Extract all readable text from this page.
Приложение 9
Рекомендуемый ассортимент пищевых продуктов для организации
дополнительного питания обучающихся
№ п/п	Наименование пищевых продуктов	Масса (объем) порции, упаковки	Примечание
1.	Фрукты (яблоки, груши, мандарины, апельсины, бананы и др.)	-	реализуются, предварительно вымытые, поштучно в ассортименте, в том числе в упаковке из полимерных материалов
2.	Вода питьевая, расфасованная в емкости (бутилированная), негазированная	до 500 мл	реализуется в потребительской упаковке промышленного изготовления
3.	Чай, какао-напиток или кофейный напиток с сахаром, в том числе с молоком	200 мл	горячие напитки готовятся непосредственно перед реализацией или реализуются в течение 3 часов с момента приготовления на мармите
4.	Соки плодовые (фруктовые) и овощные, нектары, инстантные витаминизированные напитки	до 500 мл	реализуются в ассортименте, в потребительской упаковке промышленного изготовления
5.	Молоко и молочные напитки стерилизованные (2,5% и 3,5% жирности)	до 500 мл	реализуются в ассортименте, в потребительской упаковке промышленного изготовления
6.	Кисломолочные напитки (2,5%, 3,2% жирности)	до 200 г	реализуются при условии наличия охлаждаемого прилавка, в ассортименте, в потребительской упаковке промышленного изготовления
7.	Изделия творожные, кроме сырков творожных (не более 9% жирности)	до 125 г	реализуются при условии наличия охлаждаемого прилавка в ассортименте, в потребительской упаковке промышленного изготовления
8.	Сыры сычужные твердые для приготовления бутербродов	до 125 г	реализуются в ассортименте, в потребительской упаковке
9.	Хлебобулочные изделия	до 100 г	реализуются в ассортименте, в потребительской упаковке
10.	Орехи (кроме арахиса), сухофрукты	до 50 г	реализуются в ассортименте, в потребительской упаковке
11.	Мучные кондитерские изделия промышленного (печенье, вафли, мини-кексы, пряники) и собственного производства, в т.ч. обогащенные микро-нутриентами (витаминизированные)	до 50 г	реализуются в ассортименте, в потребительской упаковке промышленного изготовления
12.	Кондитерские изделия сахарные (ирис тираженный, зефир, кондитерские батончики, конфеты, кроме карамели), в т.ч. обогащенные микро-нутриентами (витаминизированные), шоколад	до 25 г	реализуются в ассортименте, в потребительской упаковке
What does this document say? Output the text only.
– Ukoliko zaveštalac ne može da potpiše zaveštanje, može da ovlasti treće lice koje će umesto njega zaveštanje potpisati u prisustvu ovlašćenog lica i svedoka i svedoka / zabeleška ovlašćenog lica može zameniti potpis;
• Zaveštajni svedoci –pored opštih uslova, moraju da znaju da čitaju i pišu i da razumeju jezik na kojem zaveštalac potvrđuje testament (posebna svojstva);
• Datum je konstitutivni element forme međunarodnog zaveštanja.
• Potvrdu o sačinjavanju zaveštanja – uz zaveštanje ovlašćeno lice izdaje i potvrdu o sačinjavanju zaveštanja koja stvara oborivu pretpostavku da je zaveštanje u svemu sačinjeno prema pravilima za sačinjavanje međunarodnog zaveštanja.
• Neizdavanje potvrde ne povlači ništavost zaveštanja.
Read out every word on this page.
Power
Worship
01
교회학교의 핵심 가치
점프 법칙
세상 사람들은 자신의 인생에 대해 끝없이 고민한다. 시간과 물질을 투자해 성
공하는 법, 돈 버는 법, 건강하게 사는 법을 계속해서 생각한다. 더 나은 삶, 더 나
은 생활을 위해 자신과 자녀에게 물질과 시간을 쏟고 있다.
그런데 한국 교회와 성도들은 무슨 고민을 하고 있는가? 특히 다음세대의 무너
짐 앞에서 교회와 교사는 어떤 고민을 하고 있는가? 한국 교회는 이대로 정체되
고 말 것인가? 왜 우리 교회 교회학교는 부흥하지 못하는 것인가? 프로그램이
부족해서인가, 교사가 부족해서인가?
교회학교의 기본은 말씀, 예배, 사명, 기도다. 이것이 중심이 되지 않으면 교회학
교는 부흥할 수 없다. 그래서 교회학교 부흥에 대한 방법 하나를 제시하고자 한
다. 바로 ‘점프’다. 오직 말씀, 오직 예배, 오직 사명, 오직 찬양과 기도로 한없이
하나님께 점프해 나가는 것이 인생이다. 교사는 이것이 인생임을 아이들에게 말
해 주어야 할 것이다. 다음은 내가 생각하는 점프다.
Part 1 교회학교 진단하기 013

OBJECTIVE:
For each line of the entries that includes "обогащенные", show that line.

RIGHT ANSWER:
11.	Мучные кондитерские изделия промышленного (печенье, вафли, мини-кексы, пряники) и собственного производства, в т.ч. обогащенные микро-нутриентами (витаминизированные)	до 50 г	реализуются в ассортименте, в потребительской упаковке промышленного изготовления
12.	Кондитерские изделия сахарные (ирис тираженный, зефир, кондитерские батончики, конфеты, кроме карамели), в т.ч. обогащенные микро-нутриентами (витаминизированные), шоколад	до 25 г	реализуются в ассортименте, в потребительской упаковке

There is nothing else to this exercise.